Stored entries
○ ○ ○
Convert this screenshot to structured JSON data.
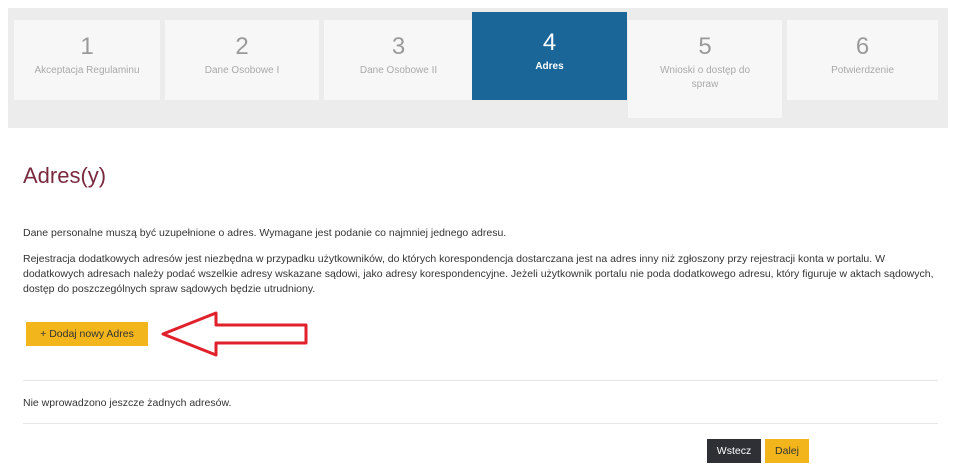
{
  "steps": [
    {
      "number": "1",
      "label": "Akceptacja Regulaminu"
    },
    {
      "number": "2",
      "label": "Dane Osobowe I"
    },
    {
      "number": "3",
      "label": "Dane Osobowe II"
    },
    {
      "number": "4",
      "label": "Adres"
    },
    {
      "number": "5",
      "label": "Wnioski o dostęp do spraw"
    },
    {
      "number": "6",
      "label": "Potwierdzenie"
    }
  ],
  "active_step": "4",
  "page_title": "Adres(y)",
  "intro_text": "Dane personalne muszą być uzupełnione o adres. Wymagane jest podanie co najmniej jednego adresu.",
  "info_text": "Rejestracja dodatkowych adresów jest niezbędna w przypadku użytkowników, do których korespondencja dostarczana jest na adres inny niż zgłoszony przy rejestracji konta w portalu. W dodatkowych adresach należy podać wszelkie adresy wskazane sądowi, jako adresy korespondencyjne. Jeżeli użytkownik portalu nie poda dodatkowego adresu, który figuruje w aktach sądowych, dostęp do poszczególnych spraw sądowych będzie utrudniony.",
  "add_button_label": "+ Dodaj nowy Adres",
  "empty_message": "Nie wprowadzono jeszcze żadnych adresów.",
  "back_button_label": "Wstecz",
  "next_button_label": "Dalej",
  "colors": {
    "active_step": "#1a6699",
    "title": "#7a2a3e",
    "primary_button": "#f2b51c",
    "dark_button": "#2e3036",
    "annotation_arrow": "#e0202a"
  }
}
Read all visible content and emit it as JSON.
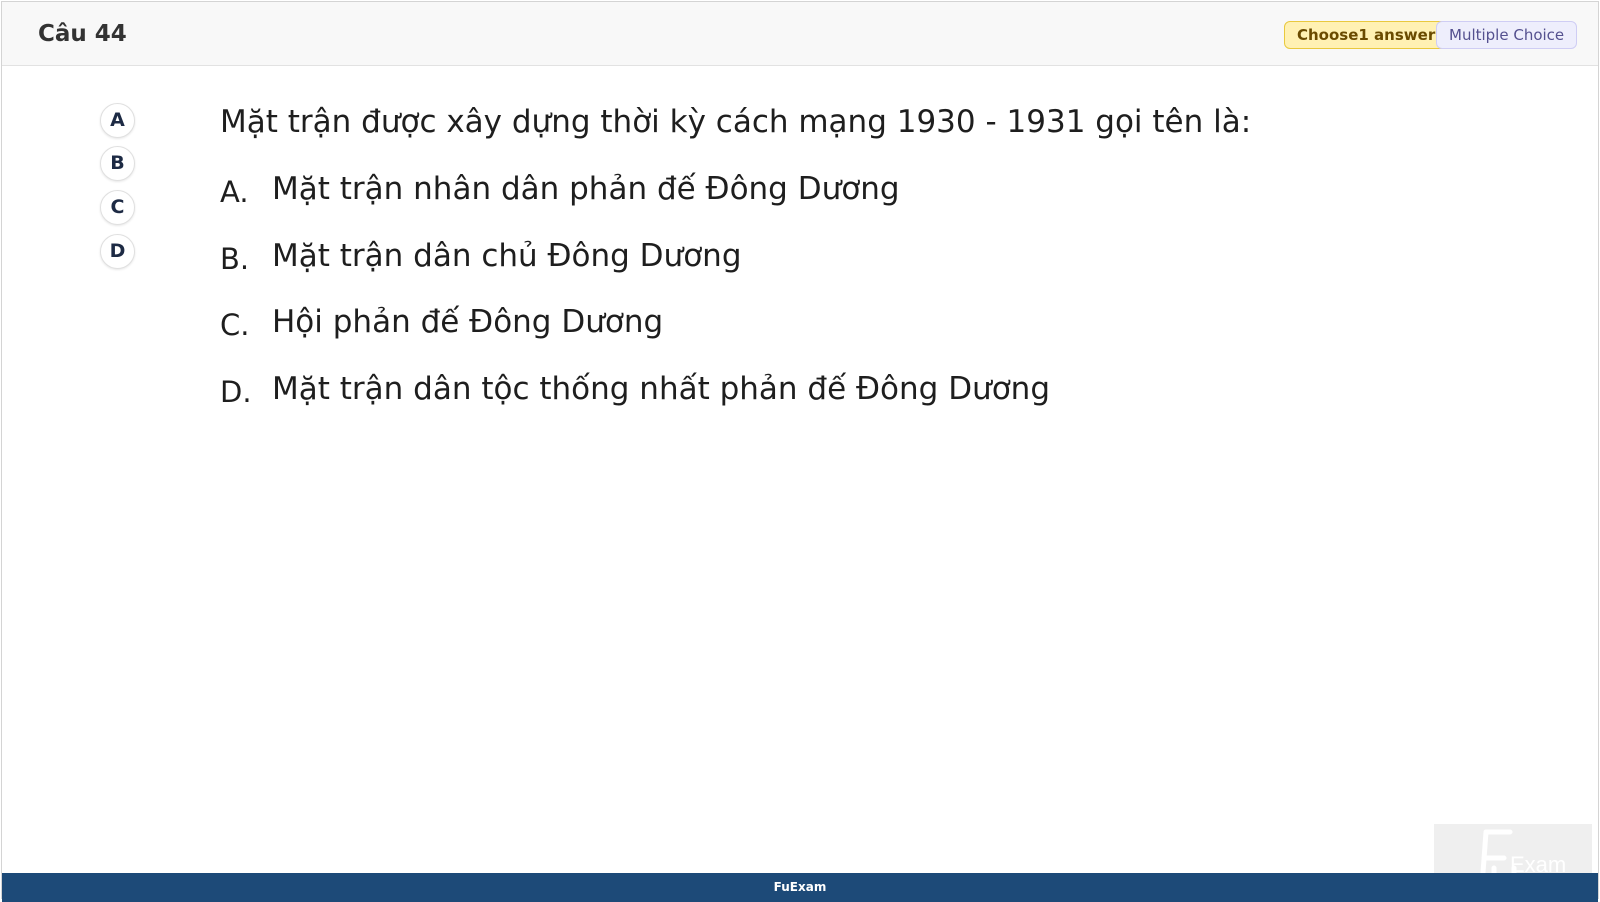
{
  "header": {
    "question_number": "Câu 44",
    "choose_badge": "Choose1 answer",
    "type_badge": "Multiple Choice"
  },
  "answer_buttons": [
    "A",
    "B",
    "C",
    "D"
  ],
  "question": {
    "text": "Mặt trận được xây dựng thời kỳ cách mạng 1930 - 1931 gọi tên là:",
    "options": [
      {
        "letter": "A.",
        "text": "Mặt trận nhân dân phản đế Đông Dương"
      },
      {
        "letter": "B.",
        "text": "Mặt trận dân chủ Đông Dương"
      },
      {
        "letter": "C.",
        "text": "Hội phản đế Đông Dương"
      },
      {
        "letter": "D.",
        "text": "Mặt trận dân tộc thống nhất phản đế Đông Dương"
      }
    ]
  },
  "footer": {
    "brand": "FuExam"
  },
  "colors": {
    "footer_bg": "#1d4a78",
    "choose_badge_bg": "#fff1b3",
    "type_badge_bg": "#eeeefc"
  }
}
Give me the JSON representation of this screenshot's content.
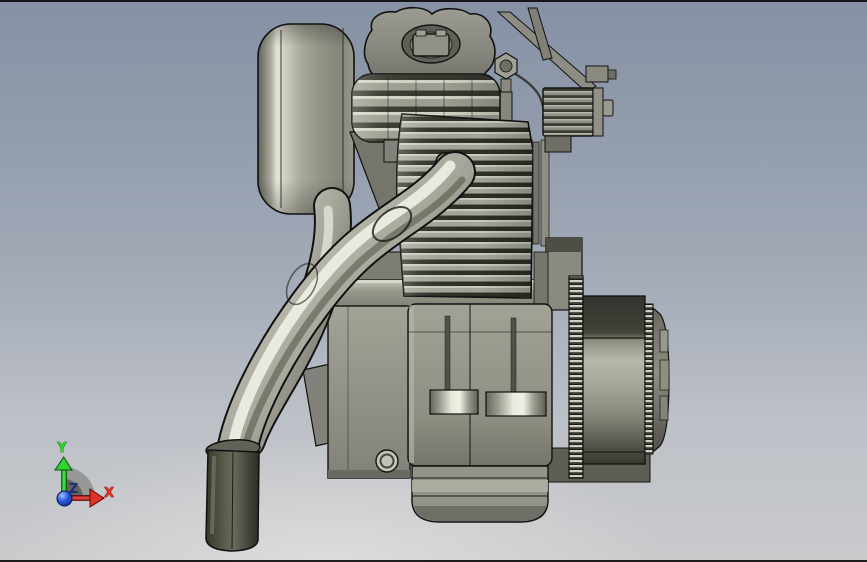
{
  "viewport": {
    "type": "cad-3d-viewport",
    "background": {
      "top": "#8591a4",
      "upper": "#919bab",
      "middle": "#a2aab7",
      "lower": "#bcc0c7",
      "bottom": "#c9cacc"
    },
    "edge_line_color": "#0a0a0a"
  },
  "triad": {
    "x_label": "X",
    "y_label": "Y",
    "z_label": "Z",
    "x_color": "#e03222",
    "y_color": "#2fd42f",
    "z_color": "#16306e",
    "origin_sphere_color": "#1a44c2",
    "arc_color": "#929292"
  },
  "model": {
    "name": "single-cylinder-engine",
    "material": {
      "base_gray": "#9a9a8e",
      "dark_shadow": "#3a3a32",
      "highlight": "#ecece2",
      "edge_lines": "#111111"
    },
    "parts": [
      "muffler-canister",
      "valve-cover",
      "oil-filler-plug",
      "rocker-box-fins",
      "cylinder-cooling-fins",
      "exhaust-flange",
      "exhaust-header-pipe",
      "exhaust-outlet-pipe",
      "exhaust-tip",
      "carburetor",
      "carburetor-bracket",
      "throttle-linkage-wires",
      "rocker-nut",
      "pushrod-tubes",
      "engine-mount-bracket",
      "crankcase-front-mount",
      "crankcase",
      "mounting-lugs",
      "oil-sump",
      "drain-bolt",
      "starter-gear-ring",
      "starter-drum",
      "rear-end-cap"
    ]
  }
}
○ ○ ○
→ Problem requirements: Exactly as written, return every line of the listing, but not the pictures.

→ Exercise answer:
Convert this screenshot to structured JSON data.
{
  "steps": [
    {
      "number": "1",
      "label": "Akceptacja Regulaminu"
    },
    {
      "number": "2",
      "label": "Dane Osobowe I"
    },
    {
      "number": "3",
      "label": "Dane Osobowe II"
    },
    {
      "number": "4",
      "label": "Adres"
    },
    {
      "number": "5",
      "label": "Wnioski o dostęp do spraw"
    },
    {
      "number": "6",
      "label": "Potwierdzenie"
    }
  ],
  "active_step": "4",
  "page_title": "Adres(y)",
  "intro_text": "Dane personalne muszą być uzupełnione o adres. Wymagane jest podanie co najmniej jednego adresu.",
  "info_text": "Rejestracja dodatkowych adresów jest niezbędna w przypadku użytkowników, do których korespondencja dostarczana jest na adres inny niż zgłoszony przy rejestracji konta w portalu. W dodatkowych adresach należy podać wszelkie adresy wskazane sądowi, jako adresy korespondencyjne. Jeżeli użytkownik portalu nie poda dodatkowego adresu, który figuruje w aktach sądowych, dostęp do poszczególnych spraw sądowych będzie utrudniony.",
  "add_button_label": "+ Dodaj nowy Adres",
  "empty_message": "Nie wprowadzono jeszcze żadnych adresów.",
  "back_button_label": "Wstecz",
  "next_button_label": "Dalej",
  "colors": {
    "active_step": "#1a6699",
    "title": "#7a2a3e",
    "primary_button": "#f2b51c",
    "dark_button": "#2e3036",
    "annotation_arrow": "#e0202a"
  }
}
Read all visible content and emit it as JSON.
{
  "header": {
    "question_number": "Câu 44",
    "choose_badge": "Choose1 answer",
    "type_badge": "Multiple Choice"
  },
  "answer_buttons": [
    "A",
    "B",
    "C",
    "D"
  ],
  "question": {
    "text": "Mặt trận được xây dựng thời kỳ cách mạng 1930 - 1931 gọi tên là:",
    "options": [
      {
        "letter": "A.",
        "text": "Mặt trận nhân dân phản đế Đông Dương"
      },
      {
        "letter": "B.",
        "text": "Mặt trận dân chủ Đông Dương"
      },
      {
        "letter": "C.",
        "text": "Hội phản đế Đông Dương"
      },
      {
        "letter": "D.",
        "text": "Mặt trận dân tộc thống nhất phản đế Đông Dương"
      }
    ]
  },
  "footer": {
    "brand": "FuExam"
  },
  "colors": {
    "footer_bg": "#1d4a78",
    "choose_badge_bg": "#fff1b3",
    "type_badge_bg": "#eeeefc"
  }
}
Give me the JSON representation of this screenshot's content.
{
  "viewport": {
    "type": "cad-3d-viewport",
    "background": {
      "top": "#8591a4",
      "upper": "#919bab",
      "middle": "#a2aab7",
      "lower": "#bcc0c7",
      "bottom": "#c9cacc"
    },
    "edge_line_color": "#0a0a0a"
  },
  "triad": {
    "x_label": "X",
    "y_label": "Y",
    "z_label": "Z",
    "x_color": "#e03222",
    "y_color": "#2fd42f",
    "z_color": "#16306e",
    "origin_sphere_color": "#1a44c2",
    "arc_color": "#929292"
  },
  "model": {
    "name": "single-cylinder-engine",
    "material": {
      "base_gray": "#9a9a8e",
      "dark_shadow": "#3a3a32",
      "highlight": "#ecece2",
      "edge_lines": "#111111"
    },
    "parts": [
      "muffler-canister",
      "valve-cover",
      "oil-filler-plug",
      "rocker-box-fins",
      "cylinder-cooling-fins",
      "exhaust-flange",
      "exhaust-header-pipe",
      "exhaust-outlet-pipe",
      "exhaust-tip",
      "carburetor",
      "carburetor-bracket",
      "throttle-linkage-wires",
      "rocker-nut",
      "pushrod-tubes",
      "engine-mount-bracket",
      "crankcase-front-mount",
      "crankcase",
      "mounting-lugs",
      "oil-sump",
      "drain-bolt",
      "starter-gear-ring",
      "starter-drum",
      "rear-end-cap"
    ]
  }
}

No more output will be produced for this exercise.